[Data items]
'''

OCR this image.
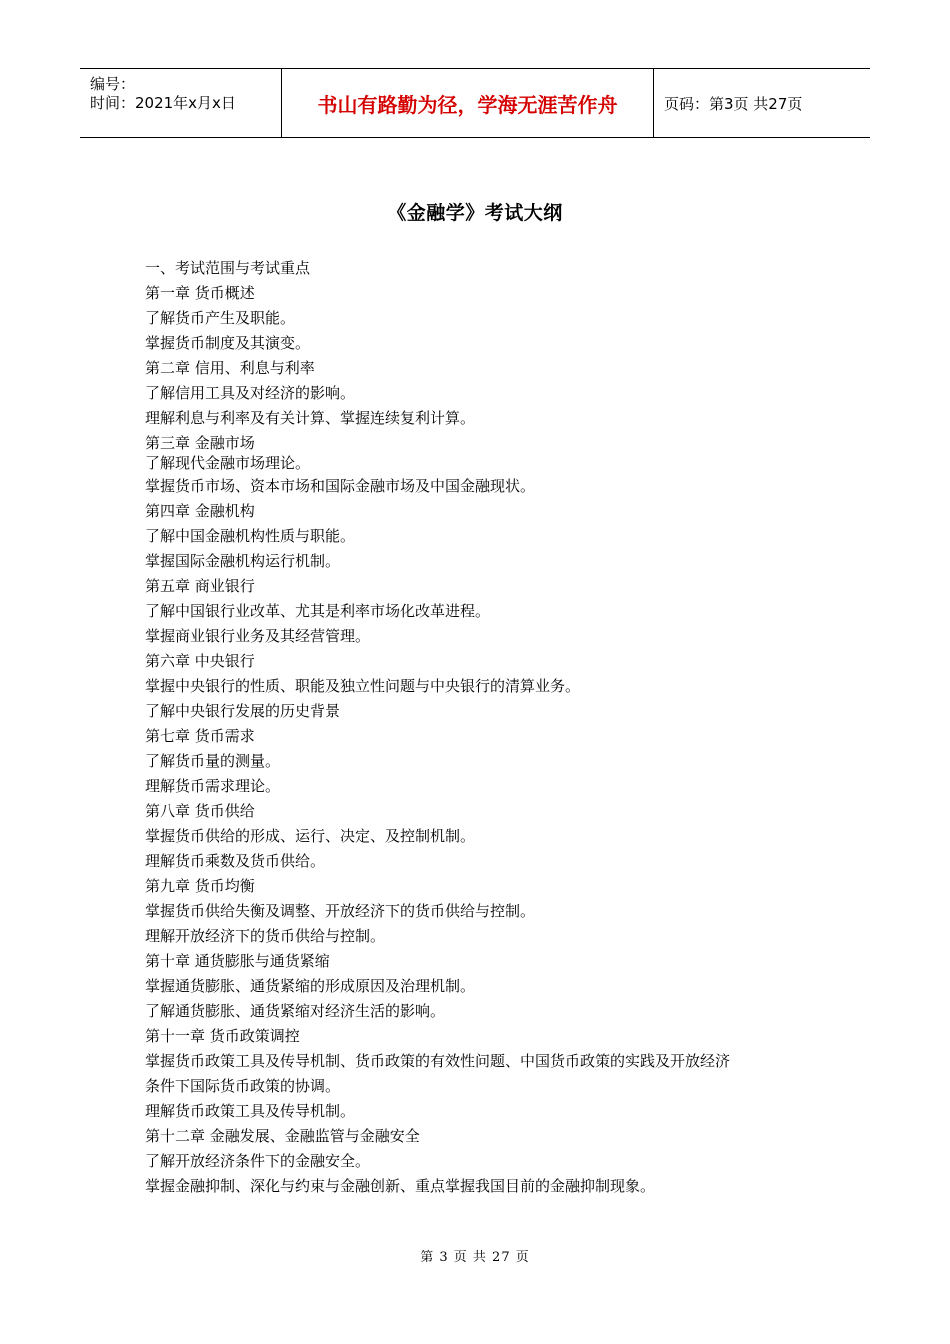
编号：
时间：2021年x月x日	书山有路勤为径，学海无涯苦作舟	页码：第3页 共27页
《金融学》考试大纲
一、考试范围与考试重点
第一章 货币概述
了解货币产生及职能。
掌握货币制度及其演变。
第二章 信用、利息与利率
了解信用工具及对经济的影响。
理解利息与利率及有关计算、掌握连续复利计算。
第三章 金融市场
了解现代金融市场理论。
掌握货币市场、资本市场和国际金融市场及中国金融现状。
第四章 金融机构
了解中国金融机构性质与职能。
掌握国际金融机构运行机制。
第五章 商业银行
了解中国银行业改革、尤其是利率市场化改革进程。
掌握商业银行业务及其经营管理。
第六章 中央银行
掌握中央银行的性质、职能及独立性问题与中央银行的清算业务。
了解中央银行发展的历史背景
第七章 货币需求
了解货币量的测量。
理解货币需求理论。
第八章 货币供给
掌握货币供给的形成、运行、决定、及控制机制。
理解货币乘数及货币供给。
第九章 货币均衡
掌握货币供给失衡及调整、开放经济下的货币供给与控制。
理解开放经济下的货币供给与控制。
第十章 通货膨胀与通货紧缩
掌握通货膨胀、通货紧缩的形成原因及治理机制。
了解通货膨胀、通货紧缩对经济生活的影响。
第十一章 货币政策调控
掌握货币政策工具及传导机制、货币政策的有效性问题、中国货币政策的实践及开放经济
条件下国际货币政策的协调。
理解货币政策工具及传导机制。
第十二章 金融发展、金融监管与金融安全
了解开放经济条件下的金融安全。
掌握金融抑制、深化与约束与金融创新、重点掌握我国目前的金融抑制现象。
第 3 页 共 27 页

'''

**Stated task**
Retype all of the entries exactly as written, leaving out any images.

**Result below**
OCR this image.
编号：
时间：2021年x月x日	书山有路勤为径，学海无涯苦作舟	页码：第3页 共27页
《金融学》考试大纲
一、考试范围与考试重点
第一章 货币概述
了解货币产生及职能。
掌握货币制度及其演变。
第二章 信用、利息与利率
了解信用工具及对经济的影响。
理解利息与利率及有关计算、掌握连续复利计算。
第三章 金融市场
了解现代金融市场理论。
掌握货币市场、资本市场和国际金融市场及中国金融现状。
第四章 金融机构
了解中国金融机构性质与职能。
掌握国际金融机构运行机制。
第五章 商业银行
了解中国银行业改革、尤其是利率市场化改革进程。
掌握商业银行业务及其经营管理。
第六章 中央银行
掌握中央银行的性质、职能及独立性问题与中央银行的清算业务。
了解中央银行发展的历史背景
第七章 货币需求
了解货币量的测量。
理解货币需求理论。
第八章 货币供给
掌握货币供给的形成、运行、决定、及控制机制。
理解货币乘数及货币供给。
第九章 货币均衡
掌握货币供给失衡及调整、开放经济下的货币供给与控制。
理解开放经济下的货币供给与控制。
第十章 通货膨胀与通货紧缩
掌握通货膨胀、通货紧缩的形成原因及治理机制。
了解通货膨胀、通货紧缩对经济生活的影响。
第十一章 货币政策调控
掌握货币政策工具及传导机制、货币政策的有效性问题、中国货币政策的实践及开放经济
条件下国际货币政策的协调。
理解货币政策工具及传导机制。
第十二章 金融发展、金融监管与金融安全
了解开放经济条件下的金融安全。
掌握金融抑制、深化与约束与金融创新、重点掌握我国目前的金融抑制现象。
第 3 页 共 27 页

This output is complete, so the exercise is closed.